### EXERCISE DIRECTIONS
Leave out the pictures; transcribe all else exactly.
━━━ INFORMATION SHOWN ━━━
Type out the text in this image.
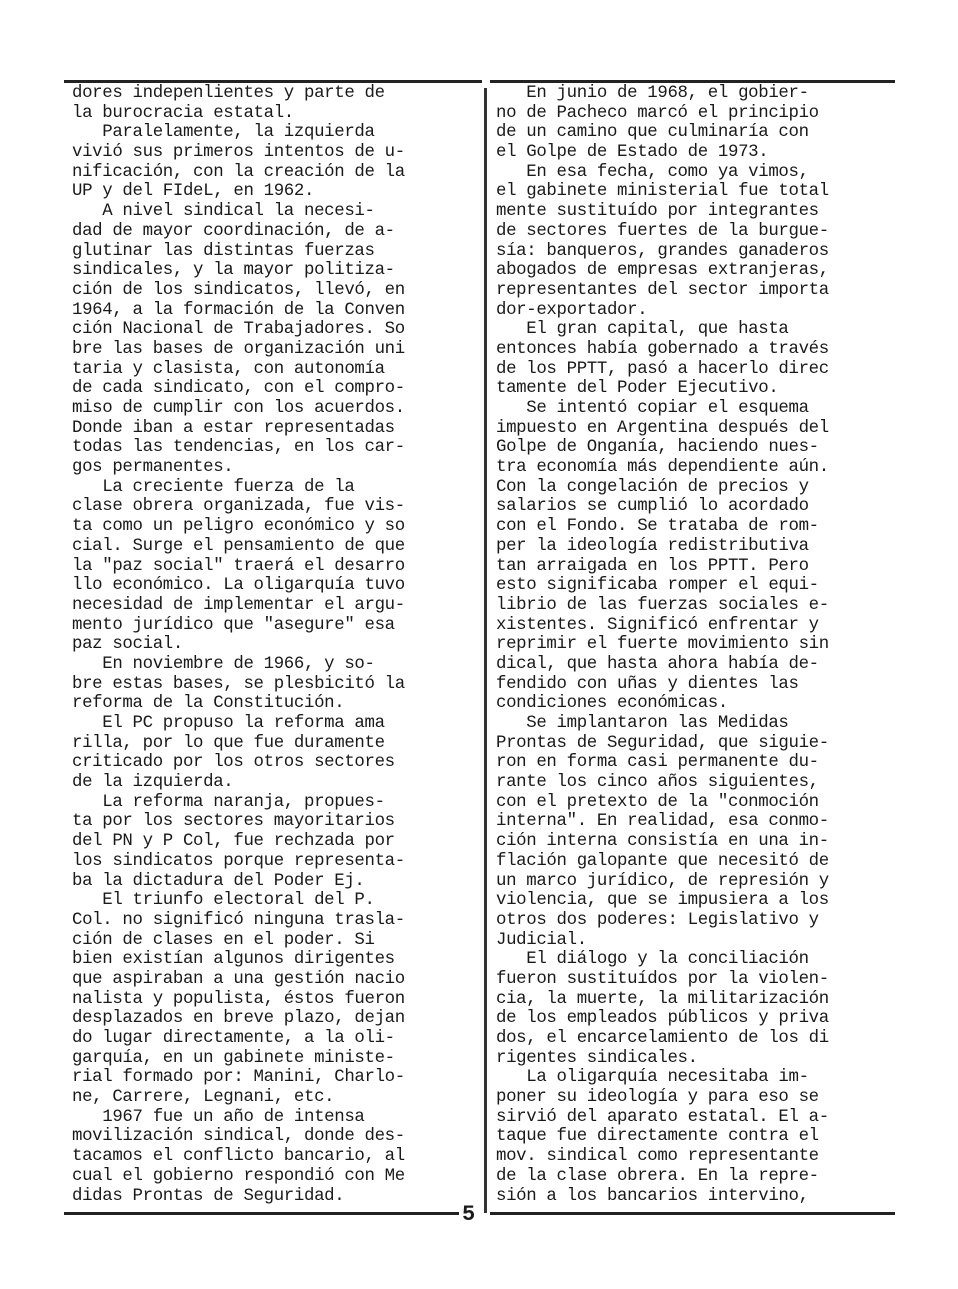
dores indepenlientes y parte de
la burocracia estatal.
Paralelamente, la izquierda
vivió sus primeros intentos de u-
nificación, con la creación de la
UP y del FIdeL, en 1962.
A nivel sindical la necesi-
dad de mayor coordinación, de a-
glutinar las distintas fuerzas
sindicales, y la mayor politiza-
ción de los sindicatos, llevó, en
1964, a la formación de la Conven
ción Nacional de Trabajadores. So
bre las bases de organización uni
taria y clasista, con autonomía
de cada sindicato, con el compro-
miso de cumplir con los acuerdos.
Donde iban a estar representadas
todas las tendencias, en los car-
gos permanentes.
La creciente fuerza de la
clase obrera organizada, fue vis-
ta como un peligro económico y so
cial. Surge el pensamiento de que
la "paz social" traerá el desarro
llo económico. La oligarquía tuvo
necesidad de implementar el argu-
mento jurídico que "asegure" esa
paz social.
En noviembre de 1966, y so-
bre estas bases, se plesbicitó la
reforma de la Constitución.
El PC propuso la reforma ama
rilla, por lo que fue duramente
criticado por los otros sectores
de la izquierda.
La reforma naranja, propues-
ta por los sectores mayoritarios
del PN y P Col, fue rechzada por
los sindicatos porque representa-
ba la dictadura del Poder Ej.
El triunfo electoral del P.
Col. no significó ninguna trasla-
ción de clases en el poder. Si
bien existían algunos dirigentes
que aspiraban a una gestión nacio
nalista y populista, éstos fueron
desplazados en breve plazo, dejan
do lugar directamente, a la oli-
garquía, en un gabinete ministe-
rial formado por: Manini, Charlo-
ne, Carrere, Legnani, etc.
1967 fue un año de intensa
movilización sindical, donde des-
tacamos el conflicto bancario, al
cual el gobierno respondió con Me
didas Prontas de Seguridad.
En junio de 1968, el gobier-
no de Pacheco marcó el principio
de un camino que culminaría con
el Golpe de Estado de 1973.
En esa fecha, como ya vimos,
el gabinete ministerial fue total
mente sustituído por integrantes
de sectores fuertes de la burgue-
sía: banqueros, grandes ganaderos
abogados de empresas extranjeras,
representantes del sector importa
dor-exportador.
El gran capital, que hasta
entonces había gobernado a través
de los PPTT, pasó a hacerlo direc
tamente del Poder Ejecutivo.
Se intentó copiar el esquema
impuesto en Argentina después del
Golpe de Onganía, haciendo nues-
tra economía más dependiente aún.
Con la congelación de precios y
salarios se cumplió lo acordado
con el Fondo. Se trataba de rom-
per la ideología redistributiva
tan arraigada en los PPTT. Pero
esto significaba romper el equi-
librio de las fuerzas sociales e-
xistentes. Significó enfrentar y
reprimir el fuerte movimiento sin
dical, que hasta ahora había de-
fendido con uñas y dientes las
condiciones económicas.
Se implantaron las Medidas
Prontas de Seguridad, que siguie-
ron en forma casi permanente du-
rante los cinco años siguientes,
con el pretexto de la "conmoción
interna". En realidad, esa conmo-
ción interna consistía en una in-
flación galopante que necesitó de
un marco jurídico, de represión y
violencia, que se impusiera a los
otros dos poderes: Legislativo y
Judicial.
El diálogo y la conciliación
fueron sustituídos por la violen-
cia, la muerte, la militarización
de los empleados públicos y priva
dos, el encarcelamiento de los di
rigentes sindicales.
La oligarquía necesitaba im-
poner su ideología y para eso se
sirvió del aparato estatal. El a-
taque fue directamente contra el
mov. sindical como representante
de la clase obrera. En la repre-
sión a los bancarios intervino,
5
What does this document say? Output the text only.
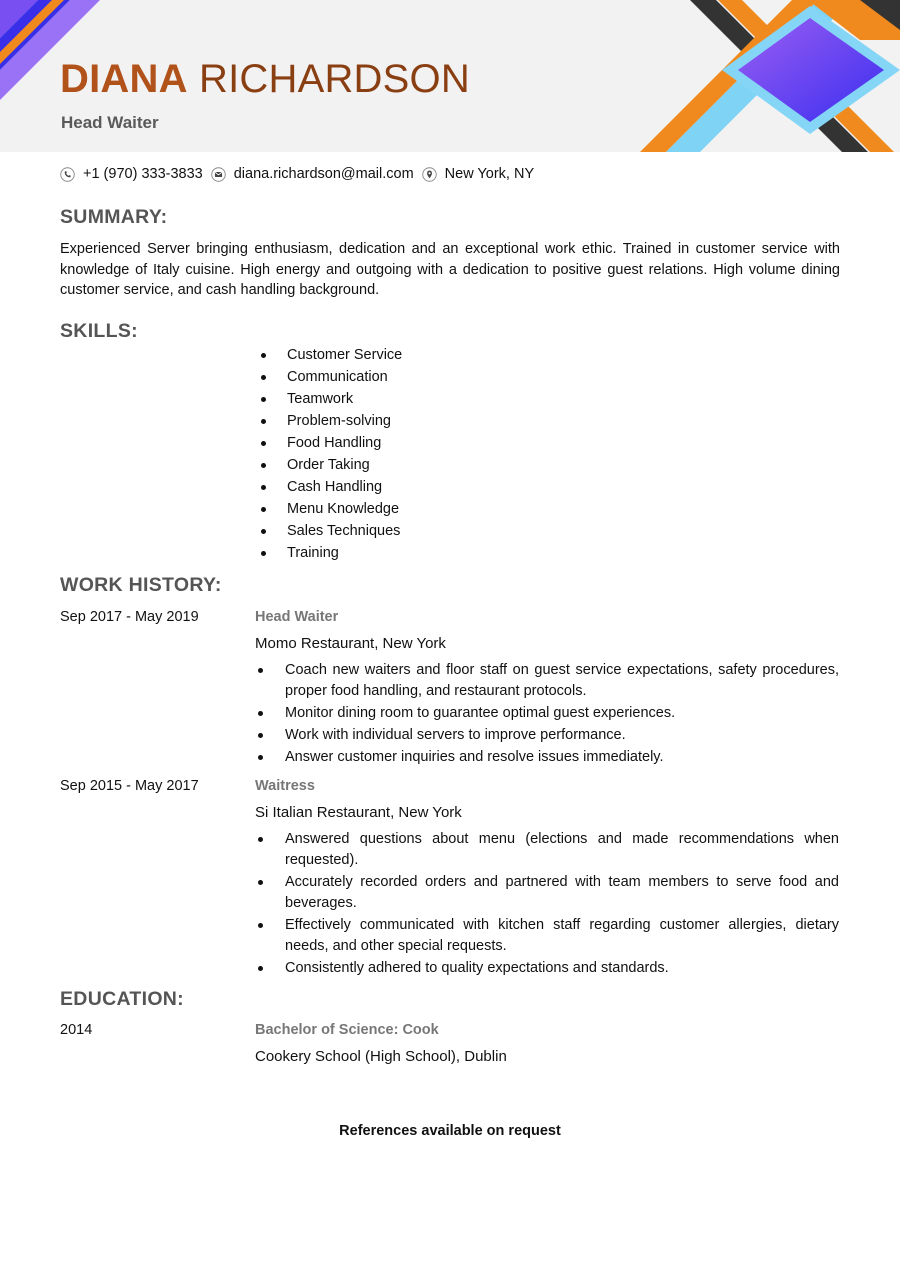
DIANA RICHARDSON
Head Waiter
+1 (970) 333-3833 diana.richardson@mail.com New York, NY
SUMMARY:

Experienced Server bringing enthusiasm, dedication and an exceptional work ethic. Trained in customer service with knowledge of Italy cuisine. High energy and outgoing with a dedication to positive guest relations. High volume dining customer service, and cash handling background.

SKILLS:
Customer Service
Communication
Teamwork
Problem-solving
Food Handling
Order Taking
Cash Handling
Menu Knowledge
Sales Techniques
Training
WORK HISTORY:
Sep 2017 - May 2019	Head Waiter
Momo Restaurant, New York
Coach new waiters and floor staff on guest service expectations, safety procedures, proper food handling, and restaurant protocols.
Monitor dining room to guarantee optimal guest experiences.
Work with individual servers to improve performance.
Answer customer inquiries and resolve issues immediately.
Sep 2015 - May 2017	Waitress
Si Italian Restaurant, New York
Answered questions about menu (elections and made recommendations when requested).
Accurately recorded orders and partnered with team members to serve food and beverages.
Effectively communicated with kitchen staff regarding customer allergies, dietary needs, and other special requests.
Consistently adhered to quality expectations and standards.
EDUCATION:
2014	Bachelor of Science: Cook
Cookery School (High School), Dublin
References available on request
━━━
### REPLY TO THE EXERCISE
Type out the text in this image.
dores indepenlientes y parte de
la burocracia estatal.
Paralelamente, la izquierda
vivió sus primeros intentos de u-
nificación, con la creación de la
UP y del FIdeL, en 1962.
A nivel sindical la necesi-
dad de mayor coordinación, de a-
glutinar las distintas fuerzas
sindicales, y la mayor politiza-
ción de los sindicatos, llevó, en
1964, a la formación de la Conven
ción Nacional de Trabajadores. So
bre las bases de organización uni
taria y clasista, con autonomía
de cada sindicato, con el compro-
miso de cumplir con los acuerdos.
Donde iban a estar representadas
todas las tendencias, en los car-
gos permanentes.
La creciente fuerza de la
clase obrera organizada, fue vis-
ta como un peligro económico y so
cial. Surge el pensamiento de que
la "paz social" traerá el desarro
llo económico. La oligarquía tuvo
necesidad de implementar el argu-
mento jurídico que "asegure" esa
paz social.
En noviembre de 1966, y so-
bre estas bases, se plesbicitó la
reforma de la Constitución.
El PC propuso la reforma ama
rilla, por lo que fue duramente
criticado por los otros sectores
de la izquierda.
La reforma naranja, propues-
ta por los sectores mayoritarios
del PN y P Col, fue rechzada por
los sindicatos porque representa-
ba la dictadura del Poder Ej.
El triunfo electoral del P.
Col. no significó ninguna trasla-
ción de clases en el poder. Si
bien existían algunos dirigentes
que aspiraban a una gestión nacio
nalista y populista, éstos fueron
desplazados en breve plazo, dejan
do lugar directamente, a la oli-
garquía, en un gabinete ministe-
rial formado por: Manini, Charlo-
ne, Carrere, Legnani, etc.
1967 fue un año de intensa
movilización sindical, donde des-
tacamos el conflicto bancario, al
cual el gobierno respondió con Me
didas Prontas de Seguridad.
En junio de 1968, el gobier-
no de Pacheco marcó el principio
de un camino que culminaría con
el Golpe de Estado de 1973.
En esa fecha, como ya vimos,
el gabinete ministerial fue total
mente sustituído por integrantes
de sectores fuertes de la burgue-
sía: banqueros, grandes ganaderos
abogados de empresas extranjeras,
representantes del sector importa
dor-exportador.
El gran capital, que hasta
entonces había gobernado a través
de los PPTT, pasó a hacerlo direc
tamente del Poder Ejecutivo.
Se intentó copiar el esquema
impuesto en Argentina después del
Golpe de Onganía, haciendo nues-
tra economía más dependiente aún.
Con la congelación de precios y
salarios se cumplió lo acordado
con el Fondo. Se trataba de rom-
per la ideología redistributiva
tan arraigada en los PPTT. Pero
esto significaba romper el equi-
librio de las fuerzas sociales e-
xistentes. Significó enfrentar y
reprimir el fuerte movimiento sin
dical, que hasta ahora había de-
fendido con uñas y dientes las
condiciones económicas.
Se implantaron las Medidas
Prontas de Seguridad, que siguie-
ron en forma casi permanente du-
rante los cinco años siguientes,
con el pretexto de la "conmoción
interna". En realidad, esa conmo-
ción interna consistía en una in-
flación galopante que necesitó de
un marco jurídico, de represión y
violencia, que se impusiera a los
otros dos poderes: Legislativo y
Judicial.
El diálogo y la conciliación
fueron sustituídos por la violen-
cia, la muerte, la militarización
de los empleados públicos y priva
dos, el encarcelamiento de los di
rigentes sindicales.
La oligarquía necesitaba im-
poner su ideología y para eso se
sirvió del aparato estatal. El a-
taque fue directamente contra el
mov. sindical como representante
de la clase obrera. En la repre-
sión a los bancarios intervino,
5
What does this document say? Output the text only.
DIANA RICHARDSON
Head Waiter
+1 (970) 333-3833 diana.richardson@mail.com New York, NY
SUMMARY:

Experienced Server bringing enthusiasm, dedication and an exceptional work ethic. Trained in customer service with knowledge of Italy cuisine. High energy and outgoing with a dedication to positive guest relations. High volume dining customer service, and cash handling background.

SKILLS:
Customer Service
Communication
Teamwork
Problem-solving
Food Handling
Order Taking
Cash Handling
Menu Knowledge
Sales Techniques
Training
WORK HISTORY:
Sep 2017 - May 2019	Head Waiter
Momo Restaurant, New York
Coach new waiters and floor staff on guest service expectations, safety procedures, proper food handling, and restaurant protocols.
Monitor dining room to guarantee optimal guest experiences.
Work with individual servers to improve performance.
Answer customer inquiries and resolve issues immediately.
Sep 2015 - May 2017	Waitress
Si Italian Restaurant, New York
Answered questions about menu (elections and made recommendations when requested).
Accurately recorded orders and partnered with team members to serve food and beverages.
Effectively communicated with kitchen staff regarding customer allergies, dietary needs, and other special requests.
Consistently adhered to quality expectations and standards.
EDUCATION:
2014	Bachelor of Science: Cook
Cookery School (High School), Dublin
References available on request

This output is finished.